--- START OF EXERCISE MATERIAL ---

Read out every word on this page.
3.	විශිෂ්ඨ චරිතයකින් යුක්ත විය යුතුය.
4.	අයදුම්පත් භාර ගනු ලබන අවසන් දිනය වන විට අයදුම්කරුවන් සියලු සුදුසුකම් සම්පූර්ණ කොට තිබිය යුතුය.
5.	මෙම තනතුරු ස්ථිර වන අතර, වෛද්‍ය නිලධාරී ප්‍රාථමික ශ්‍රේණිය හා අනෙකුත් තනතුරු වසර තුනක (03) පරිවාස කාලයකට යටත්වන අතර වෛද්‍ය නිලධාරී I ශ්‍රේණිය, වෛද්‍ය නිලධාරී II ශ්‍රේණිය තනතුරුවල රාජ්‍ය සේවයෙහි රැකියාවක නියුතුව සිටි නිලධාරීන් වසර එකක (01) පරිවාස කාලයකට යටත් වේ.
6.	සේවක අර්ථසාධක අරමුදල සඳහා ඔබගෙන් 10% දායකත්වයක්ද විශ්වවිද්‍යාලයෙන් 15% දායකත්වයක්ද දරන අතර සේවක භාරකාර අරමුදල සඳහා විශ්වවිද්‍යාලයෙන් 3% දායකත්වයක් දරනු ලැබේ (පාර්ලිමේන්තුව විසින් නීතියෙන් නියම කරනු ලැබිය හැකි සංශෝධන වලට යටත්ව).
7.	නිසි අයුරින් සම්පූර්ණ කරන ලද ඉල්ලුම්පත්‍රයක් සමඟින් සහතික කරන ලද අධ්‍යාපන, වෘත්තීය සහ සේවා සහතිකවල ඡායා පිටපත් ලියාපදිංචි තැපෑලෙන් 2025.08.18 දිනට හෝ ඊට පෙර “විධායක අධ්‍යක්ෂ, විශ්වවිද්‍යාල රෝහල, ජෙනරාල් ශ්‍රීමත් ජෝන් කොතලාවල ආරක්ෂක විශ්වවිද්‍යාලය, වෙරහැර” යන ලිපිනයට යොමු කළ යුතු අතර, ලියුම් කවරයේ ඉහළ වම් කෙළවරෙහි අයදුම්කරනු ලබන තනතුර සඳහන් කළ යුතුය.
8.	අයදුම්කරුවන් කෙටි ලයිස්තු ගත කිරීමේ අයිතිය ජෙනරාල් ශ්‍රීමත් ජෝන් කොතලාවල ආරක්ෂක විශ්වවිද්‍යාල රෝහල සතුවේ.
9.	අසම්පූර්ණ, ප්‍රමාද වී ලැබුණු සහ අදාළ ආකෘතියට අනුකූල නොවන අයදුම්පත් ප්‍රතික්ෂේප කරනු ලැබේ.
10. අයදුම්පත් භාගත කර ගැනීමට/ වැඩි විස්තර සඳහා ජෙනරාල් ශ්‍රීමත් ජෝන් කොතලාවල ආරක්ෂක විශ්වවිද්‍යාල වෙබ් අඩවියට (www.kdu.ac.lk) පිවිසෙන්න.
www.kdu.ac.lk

--- END OF EXERCISE MATERIAL ---
--- START OF EXERCISE MATERIAL ---

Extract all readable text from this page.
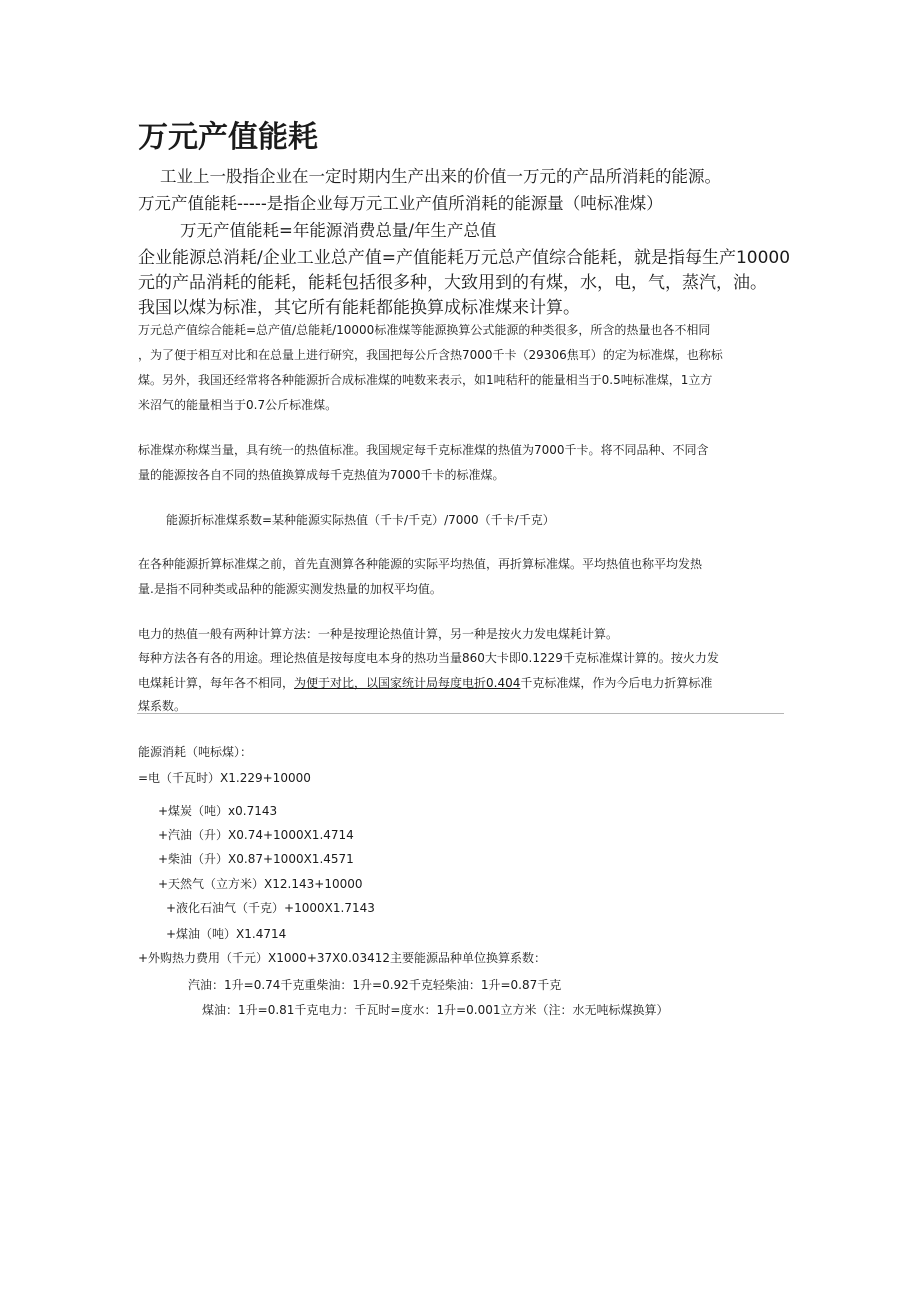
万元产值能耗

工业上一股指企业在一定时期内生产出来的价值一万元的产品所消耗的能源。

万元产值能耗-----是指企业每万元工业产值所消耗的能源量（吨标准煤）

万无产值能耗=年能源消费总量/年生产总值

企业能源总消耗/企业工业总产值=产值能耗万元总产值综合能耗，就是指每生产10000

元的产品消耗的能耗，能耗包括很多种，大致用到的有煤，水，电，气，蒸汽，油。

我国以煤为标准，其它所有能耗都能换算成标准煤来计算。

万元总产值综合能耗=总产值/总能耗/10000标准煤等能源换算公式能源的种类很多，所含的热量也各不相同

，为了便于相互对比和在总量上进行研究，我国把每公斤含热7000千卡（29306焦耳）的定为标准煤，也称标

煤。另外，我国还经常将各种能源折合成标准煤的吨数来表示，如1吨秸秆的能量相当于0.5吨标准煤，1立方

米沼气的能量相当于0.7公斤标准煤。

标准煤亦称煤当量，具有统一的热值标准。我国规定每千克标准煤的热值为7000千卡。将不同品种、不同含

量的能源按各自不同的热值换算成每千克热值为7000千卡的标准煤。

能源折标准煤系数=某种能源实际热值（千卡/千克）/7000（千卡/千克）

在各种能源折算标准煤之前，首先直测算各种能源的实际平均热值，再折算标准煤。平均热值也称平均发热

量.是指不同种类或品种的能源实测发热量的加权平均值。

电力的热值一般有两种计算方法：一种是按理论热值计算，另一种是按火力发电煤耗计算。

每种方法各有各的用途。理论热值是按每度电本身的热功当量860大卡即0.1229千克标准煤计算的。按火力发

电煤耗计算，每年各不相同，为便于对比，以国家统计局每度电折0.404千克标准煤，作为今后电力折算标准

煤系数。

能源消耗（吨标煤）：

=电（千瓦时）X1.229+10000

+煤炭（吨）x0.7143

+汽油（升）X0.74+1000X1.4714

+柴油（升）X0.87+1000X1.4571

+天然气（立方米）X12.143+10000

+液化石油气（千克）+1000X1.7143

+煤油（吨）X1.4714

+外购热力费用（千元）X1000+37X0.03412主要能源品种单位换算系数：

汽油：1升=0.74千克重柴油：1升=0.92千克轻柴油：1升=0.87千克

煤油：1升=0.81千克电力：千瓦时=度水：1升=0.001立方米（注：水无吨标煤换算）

--- END OF EXERCISE MATERIAL ---

### WORK TO BE COMPLETED:
Only the number is needed here: how many lines of the records contain "page"?

### ANSWER TO THE PROBLEM:
2